■ What needs to be done:
Make an exact copy of all the entries, with the pictures left out.

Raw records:
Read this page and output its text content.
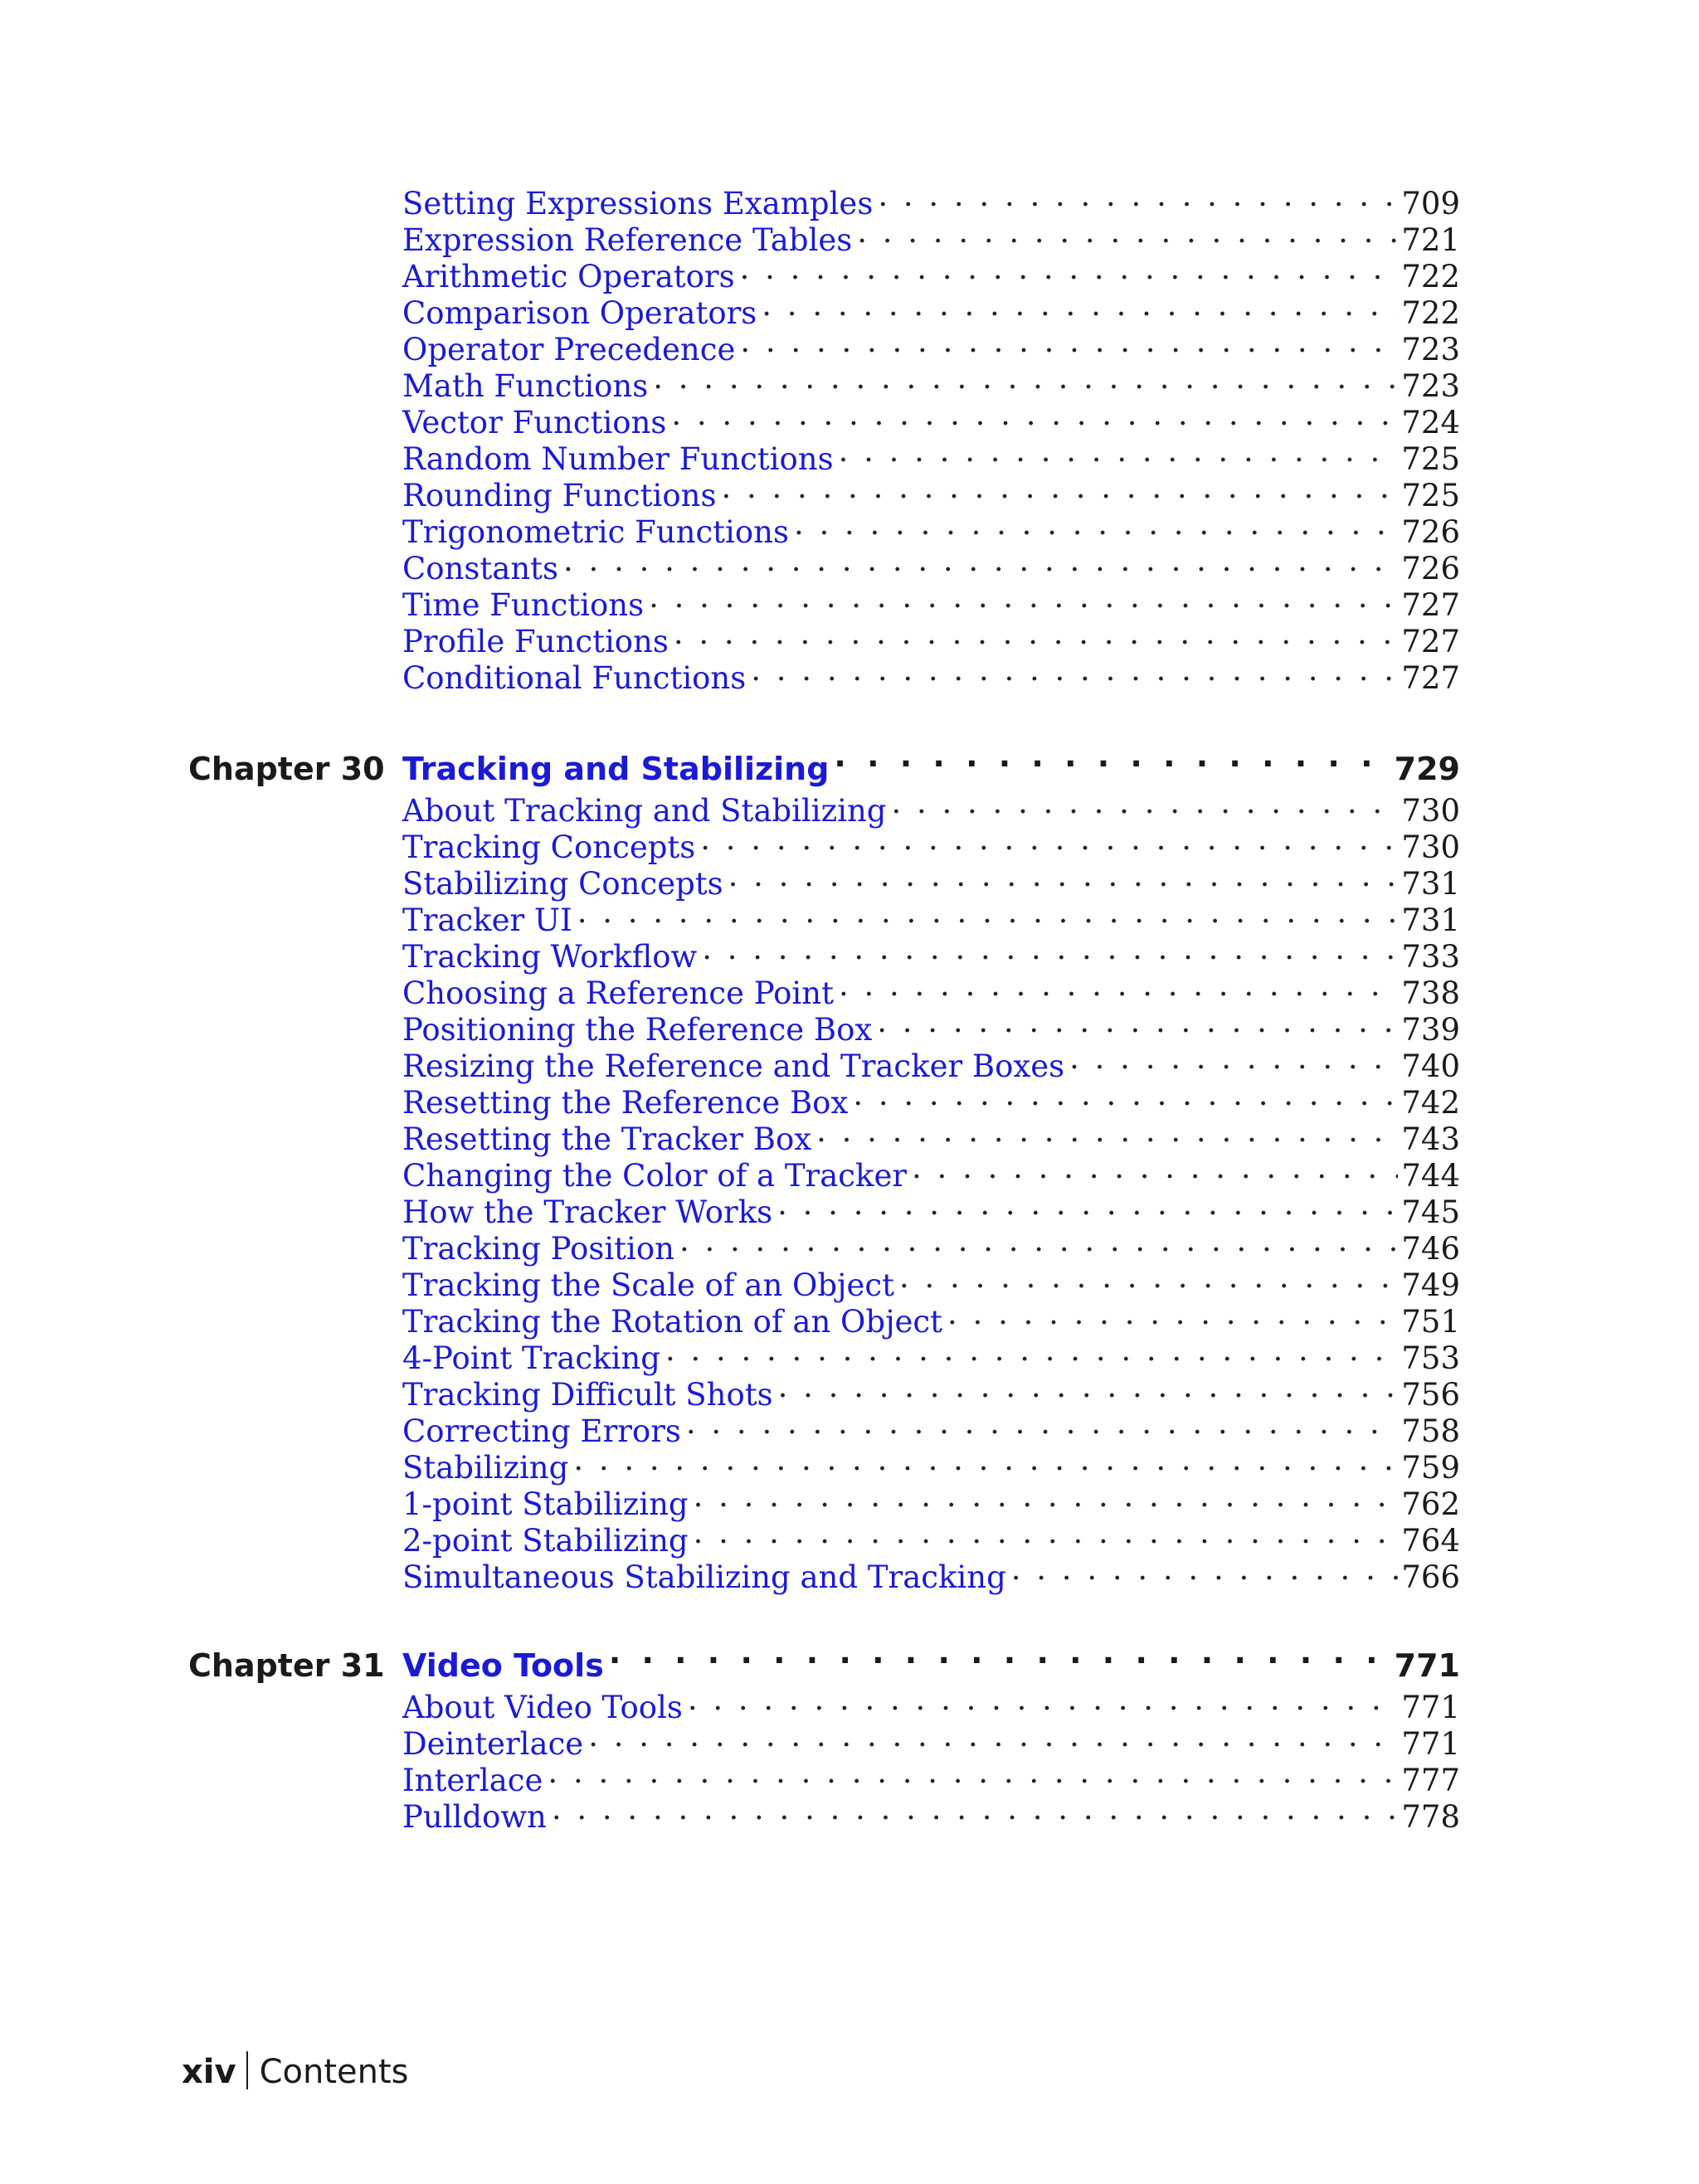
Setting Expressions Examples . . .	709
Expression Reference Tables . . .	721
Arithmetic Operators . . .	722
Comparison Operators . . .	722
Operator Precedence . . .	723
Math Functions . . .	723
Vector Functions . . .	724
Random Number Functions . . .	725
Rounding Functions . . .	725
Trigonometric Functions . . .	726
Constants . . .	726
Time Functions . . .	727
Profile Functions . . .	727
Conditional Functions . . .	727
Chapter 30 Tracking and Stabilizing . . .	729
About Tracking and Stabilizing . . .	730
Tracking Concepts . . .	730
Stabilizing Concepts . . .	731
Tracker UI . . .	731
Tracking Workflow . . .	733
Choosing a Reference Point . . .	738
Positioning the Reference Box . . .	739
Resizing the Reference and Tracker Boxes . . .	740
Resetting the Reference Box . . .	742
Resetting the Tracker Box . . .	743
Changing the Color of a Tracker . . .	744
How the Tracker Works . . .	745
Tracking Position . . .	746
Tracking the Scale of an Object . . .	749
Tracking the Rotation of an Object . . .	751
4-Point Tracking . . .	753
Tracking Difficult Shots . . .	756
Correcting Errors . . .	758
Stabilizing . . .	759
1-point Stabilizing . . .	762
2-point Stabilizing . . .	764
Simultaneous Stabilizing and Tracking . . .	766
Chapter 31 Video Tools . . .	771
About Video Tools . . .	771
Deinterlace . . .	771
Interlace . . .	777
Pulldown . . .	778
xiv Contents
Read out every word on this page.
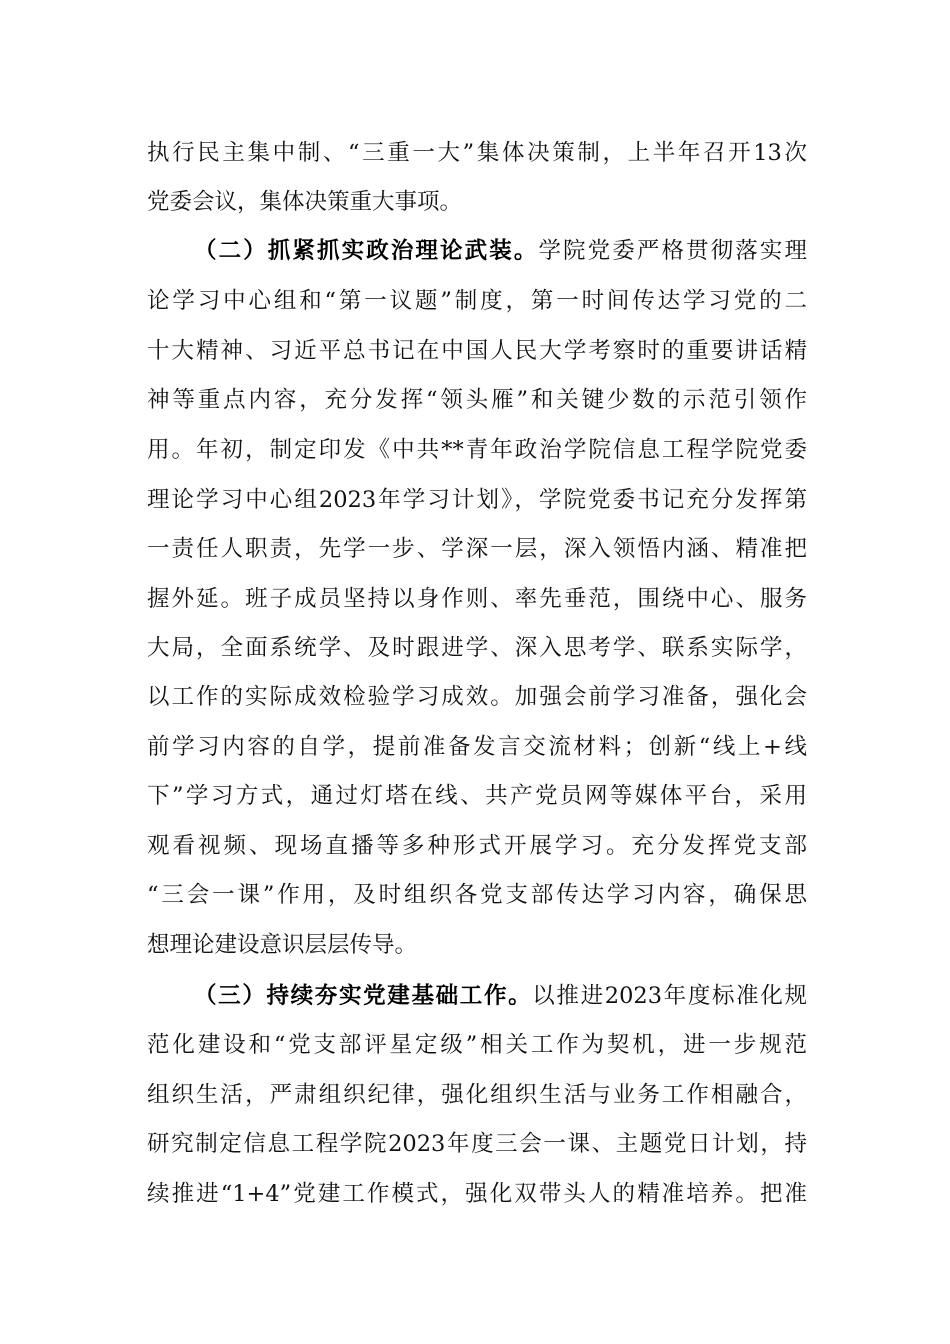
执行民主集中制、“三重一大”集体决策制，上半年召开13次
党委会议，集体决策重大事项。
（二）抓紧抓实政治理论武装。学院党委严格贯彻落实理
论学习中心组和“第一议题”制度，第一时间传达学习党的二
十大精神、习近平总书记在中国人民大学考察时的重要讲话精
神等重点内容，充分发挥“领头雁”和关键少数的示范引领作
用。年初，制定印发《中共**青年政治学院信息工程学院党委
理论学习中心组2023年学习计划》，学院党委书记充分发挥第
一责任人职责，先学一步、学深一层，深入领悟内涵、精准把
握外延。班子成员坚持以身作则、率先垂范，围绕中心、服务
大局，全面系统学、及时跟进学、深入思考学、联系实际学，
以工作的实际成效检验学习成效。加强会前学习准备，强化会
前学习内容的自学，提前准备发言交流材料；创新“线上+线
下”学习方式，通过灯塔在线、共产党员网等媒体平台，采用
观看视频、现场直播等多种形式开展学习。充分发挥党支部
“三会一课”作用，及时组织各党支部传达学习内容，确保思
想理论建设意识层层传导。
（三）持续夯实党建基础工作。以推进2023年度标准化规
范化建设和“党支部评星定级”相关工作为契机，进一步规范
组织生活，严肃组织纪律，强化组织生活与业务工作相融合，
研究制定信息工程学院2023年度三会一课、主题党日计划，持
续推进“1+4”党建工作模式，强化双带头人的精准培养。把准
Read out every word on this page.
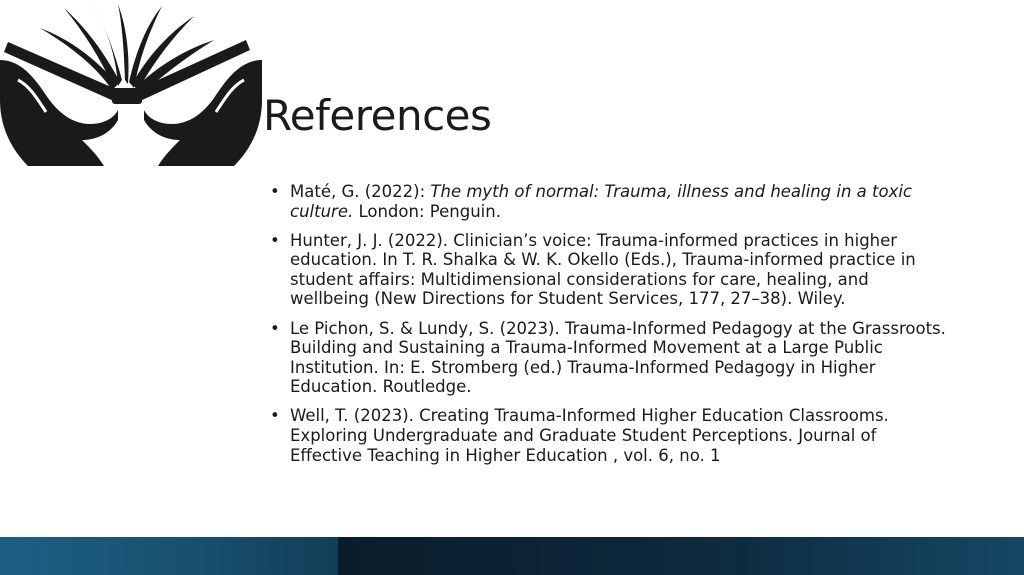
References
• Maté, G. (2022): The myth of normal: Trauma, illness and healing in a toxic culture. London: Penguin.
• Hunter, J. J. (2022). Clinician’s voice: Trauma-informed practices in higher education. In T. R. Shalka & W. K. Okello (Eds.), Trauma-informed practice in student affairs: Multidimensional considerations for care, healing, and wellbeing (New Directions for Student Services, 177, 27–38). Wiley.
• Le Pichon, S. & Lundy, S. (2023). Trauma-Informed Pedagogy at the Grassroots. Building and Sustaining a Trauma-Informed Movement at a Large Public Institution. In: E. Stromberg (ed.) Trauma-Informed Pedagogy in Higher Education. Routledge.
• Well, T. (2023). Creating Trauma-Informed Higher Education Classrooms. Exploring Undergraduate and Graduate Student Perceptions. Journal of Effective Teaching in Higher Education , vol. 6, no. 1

■ Complete response:
Read this page and output its text content.
Setting Expressions Examples . . .	709
Expression Reference Tables . . .	721
Arithmetic Operators . . .	722
Comparison Operators . . .	722
Operator Precedence . . .	723
Math Functions . . .	723
Vector Functions . . .	724
Random Number Functions . . .	725
Rounding Functions . . .	725
Trigonometric Functions . . .	726
Constants . . .	726
Time Functions . . .	727
Profile Functions . . .	727
Conditional Functions . . .	727
Chapter 30 Tracking and Stabilizing . . .	729
About Tracking and Stabilizing . . .	730
Tracking Concepts . . .	730
Stabilizing Concepts . . .	731
Tracker UI . . .	731
Tracking Workflow . . .	733
Choosing a Reference Point . . .	738
Positioning the Reference Box . . .	739
Resizing the Reference and Tracker Boxes . . .	740
Resetting the Reference Box . . .	742
Resetting the Tracker Box . . .	743
Changing the Color of a Tracker . . .	744
How the Tracker Works . . .	745
Tracking Position . . .	746
Tracking the Scale of an Object . . .	749
Tracking the Rotation of an Object . . .	751
4-Point Tracking . . .	753
Tracking Difficult Shots . . .	756
Correcting Errors . . .	758
Stabilizing . . .	759
1-point Stabilizing . . .	762
2-point Stabilizing . . .	764
Simultaneous Stabilizing and Tracking . . .	766
Chapter 31 Video Tools . . .	771
About Video Tools . . .	771
Deinterlace . . .	771
Interlace . . .	777
Pulldown . . .	778
xiv Contents
Read out every word on this page.
执行民主集中制、“三重一大”集体决策制，上半年召开13次
党委会议，集体决策重大事项。
（二）抓紧抓实政治理论武装。学院党委严格贯彻落实理
论学习中心组和“第一议题”制度，第一时间传达学习党的二
十大精神、习近平总书记在中国人民大学考察时的重要讲话精
神等重点内容，充分发挥“领头雁”和关键少数的示范引领作
用。年初，制定印发《中共**青年政治学院信息工程学院党委
理论学习中心组2023年学习计划》，学院党委书记充分发挥第
一责任人职责，先学一步、学深一层，深入领悟内涵、精准把
握外延。班子成员坚持以身作则、率先垂范，围绕中心、服务
大局，全面系统学、及时跟进学、深入思考学、联系实际学，
以工作的实际成效检验学习成效。加强会前学习准备，强化会
前学习内容的自学，提前准备发言交流材料；创新“线上+线
下”学习方式，通过灯塔在线、共产党员网等媒体平台，采用
观看视频、现场直播等多种形式开展学习。充分发挥党支部
“三会一课”作用，及时组织各党支部传达学习内容，确保思
想理论建设意识层层传导。
（三）持续夯实党建基础工作。以推进2023年度标准化规
范化建设和“党支部评星定级”相关工作为契机，进一步规范
组织生活，严肃组织纪律，强化组织生活与业务工作相融合，
研究制定信息工程学院2023年度三会一课、主题党日计划，持
续推进“1+4”党建工作模式，强化双带头人的精准培养。把准
Read out every word on this page.
References
• Maté, G. (2022): The myth of normal: Trauma, illness and healing in a toxic culture. London: Penguin.
• Hunter, J. J. (2022). Clinician’s voice: Trauma-informed practices in higher education. In T. R. Shalka & W. K. Okello (Eds.), Trauma-informed practice in student affairs: Multidimensional considerations for care, healing, and wellbeing (New Directions for Student Services, 177, 27–38). Wiley.
• Le Pichon, S. & Lundy, S. (2023). Trauma-Informed Pedagogy at the Grassroots. Building and Sustaining a Trauma-Informed Movement at a Large Public Institution. In: E. Stromberg (ed.) Trauma-Informed Pedagogy in Higher Education. Routledge.
• Well, T. (2023). Creating Trauma-Informed Higher Education Classrooms. Exploring Undergraduate and Graduate Student Perceptions. Journal of Effective Teaching in Higher Education , vol. 6, no. 1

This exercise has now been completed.